## BEGIN Material supplied

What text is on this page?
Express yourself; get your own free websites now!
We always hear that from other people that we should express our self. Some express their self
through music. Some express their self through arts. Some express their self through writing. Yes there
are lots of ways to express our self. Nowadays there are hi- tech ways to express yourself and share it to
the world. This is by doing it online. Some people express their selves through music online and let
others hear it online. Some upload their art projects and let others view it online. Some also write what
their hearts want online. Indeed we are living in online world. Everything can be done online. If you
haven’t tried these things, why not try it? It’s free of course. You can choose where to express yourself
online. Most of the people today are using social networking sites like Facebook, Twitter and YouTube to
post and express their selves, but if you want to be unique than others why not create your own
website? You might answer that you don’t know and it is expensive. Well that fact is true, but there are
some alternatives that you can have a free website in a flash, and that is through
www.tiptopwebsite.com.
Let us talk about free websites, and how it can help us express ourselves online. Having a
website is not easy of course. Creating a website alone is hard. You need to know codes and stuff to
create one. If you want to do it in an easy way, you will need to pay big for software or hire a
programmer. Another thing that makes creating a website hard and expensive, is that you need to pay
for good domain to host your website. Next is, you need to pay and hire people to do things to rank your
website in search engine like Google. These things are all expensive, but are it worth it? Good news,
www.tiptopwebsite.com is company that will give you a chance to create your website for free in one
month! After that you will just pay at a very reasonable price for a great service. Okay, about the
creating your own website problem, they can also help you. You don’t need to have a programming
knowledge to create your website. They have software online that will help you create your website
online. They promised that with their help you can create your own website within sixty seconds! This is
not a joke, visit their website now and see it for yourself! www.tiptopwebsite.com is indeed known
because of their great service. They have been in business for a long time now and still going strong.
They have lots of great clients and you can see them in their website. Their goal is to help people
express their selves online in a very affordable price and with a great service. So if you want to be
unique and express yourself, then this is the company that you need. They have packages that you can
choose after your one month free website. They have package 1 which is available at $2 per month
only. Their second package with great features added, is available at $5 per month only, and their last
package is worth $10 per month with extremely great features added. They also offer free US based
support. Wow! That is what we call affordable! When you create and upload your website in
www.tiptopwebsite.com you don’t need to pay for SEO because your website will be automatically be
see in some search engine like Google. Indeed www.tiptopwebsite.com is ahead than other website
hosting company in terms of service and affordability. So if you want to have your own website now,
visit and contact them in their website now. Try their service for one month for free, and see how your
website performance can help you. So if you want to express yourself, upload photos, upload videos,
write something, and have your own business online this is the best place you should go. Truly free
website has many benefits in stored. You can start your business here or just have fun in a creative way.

## END Material supplied

Return each line with "affordable".

express their selves online in a very affordable price and with a great service. So if you want to be
support. Wow! That is what we call affordable! When you create and upload your website in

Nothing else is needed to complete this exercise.